■ Description of the task: Check each line of the records below and collect those holding "DuPont".

■ Source material:
++++++++++

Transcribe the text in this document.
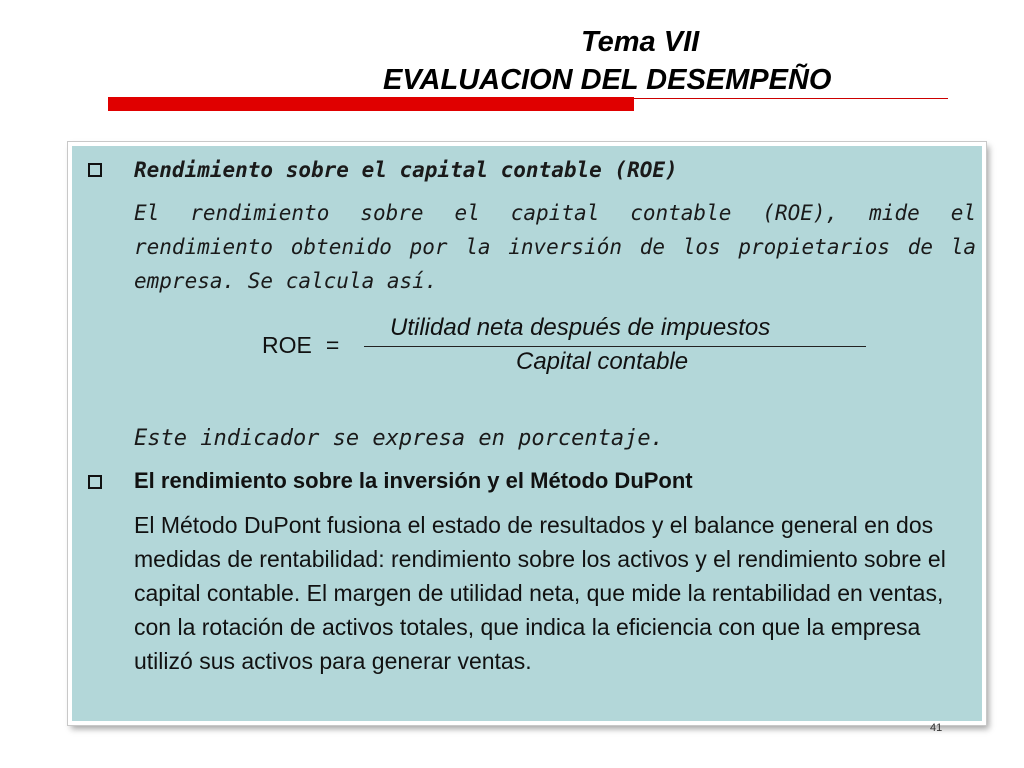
Tema VII
EVALUACION DEL DESEMPEÑO
Rendimiento sobre el capital contable (ROE)
El rendimiento sobre el capital contable (ROE), mide el rendimiento obtenido por la inversión de los propietarios de la empresa. Se calcula así.
ROE =
Utilidad neta después de impuestos
Capital contable
Este indicador se expresa en porcentaje.
El rendimiento sobre la inversión y el Método DuPont
El Método DuPont fusiona el estado de resultados y el balance general en dos medidas de rentabilidad: rendimiento sobre los activos y el rendimiento sobre el capital contable. El margen de utilidad neta, que mide la rentabilidad en ventas, con la rotación de activos totales, que indica la eficiencia con que la empresa utilizó sus activos para generar ventas.
41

++++++++++

■ Solved problem:
El rendimiento sobre la inversión y el Método DuPont
El Método DuPont fusiona el estado de resultados y el balance general en dos medidas de rentabilidad: rendimiento sobre los activos y el rendimiento sobre el capital contable. El margen de utilidad neta, que mide la rentabilidad en ventas, con la rotación de activos totales, que indica la eficiencia con que la empresa utilizó sus activos para generar ventas.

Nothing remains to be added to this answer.